───── EXERCISE MATERIALS ─────

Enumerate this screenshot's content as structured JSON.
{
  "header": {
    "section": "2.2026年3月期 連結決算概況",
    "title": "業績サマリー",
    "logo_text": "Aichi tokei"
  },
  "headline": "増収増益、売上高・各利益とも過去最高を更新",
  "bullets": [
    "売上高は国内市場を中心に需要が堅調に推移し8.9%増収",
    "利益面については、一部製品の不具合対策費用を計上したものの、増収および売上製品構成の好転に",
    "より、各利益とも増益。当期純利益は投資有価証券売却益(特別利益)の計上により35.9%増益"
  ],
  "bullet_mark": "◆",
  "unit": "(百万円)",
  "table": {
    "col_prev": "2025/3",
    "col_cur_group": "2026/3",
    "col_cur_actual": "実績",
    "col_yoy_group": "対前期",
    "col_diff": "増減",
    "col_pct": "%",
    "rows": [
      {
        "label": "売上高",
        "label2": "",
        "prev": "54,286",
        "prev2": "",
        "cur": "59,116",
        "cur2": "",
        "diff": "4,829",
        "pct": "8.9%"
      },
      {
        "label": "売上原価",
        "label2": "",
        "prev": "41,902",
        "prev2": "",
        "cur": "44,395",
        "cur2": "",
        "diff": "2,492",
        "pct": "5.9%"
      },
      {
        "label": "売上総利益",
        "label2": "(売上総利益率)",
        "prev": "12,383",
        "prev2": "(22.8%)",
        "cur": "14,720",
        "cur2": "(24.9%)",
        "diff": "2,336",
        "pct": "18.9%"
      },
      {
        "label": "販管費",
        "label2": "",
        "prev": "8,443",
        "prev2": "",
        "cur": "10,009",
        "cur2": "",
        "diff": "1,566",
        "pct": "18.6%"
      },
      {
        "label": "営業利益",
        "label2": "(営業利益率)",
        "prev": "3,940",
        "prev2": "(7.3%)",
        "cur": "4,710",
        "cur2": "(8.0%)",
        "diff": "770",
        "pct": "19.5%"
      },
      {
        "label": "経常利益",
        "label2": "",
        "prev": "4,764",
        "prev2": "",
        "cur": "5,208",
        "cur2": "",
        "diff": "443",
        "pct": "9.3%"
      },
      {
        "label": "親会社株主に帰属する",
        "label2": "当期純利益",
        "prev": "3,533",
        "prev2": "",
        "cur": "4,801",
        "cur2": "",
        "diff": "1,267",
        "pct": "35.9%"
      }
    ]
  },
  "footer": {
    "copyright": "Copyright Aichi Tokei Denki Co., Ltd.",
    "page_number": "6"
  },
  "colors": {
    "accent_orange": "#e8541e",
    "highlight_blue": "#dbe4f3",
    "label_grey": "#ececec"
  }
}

─────

— THE TASK —
Pull every line holding "Aichi" out of the records.

— RESPONSE TO THE EXERCISE —
    "logo_text": "Aichi tokei"
    "copyright": "Copyright Aichi Tokei Denki Co., Ltd.",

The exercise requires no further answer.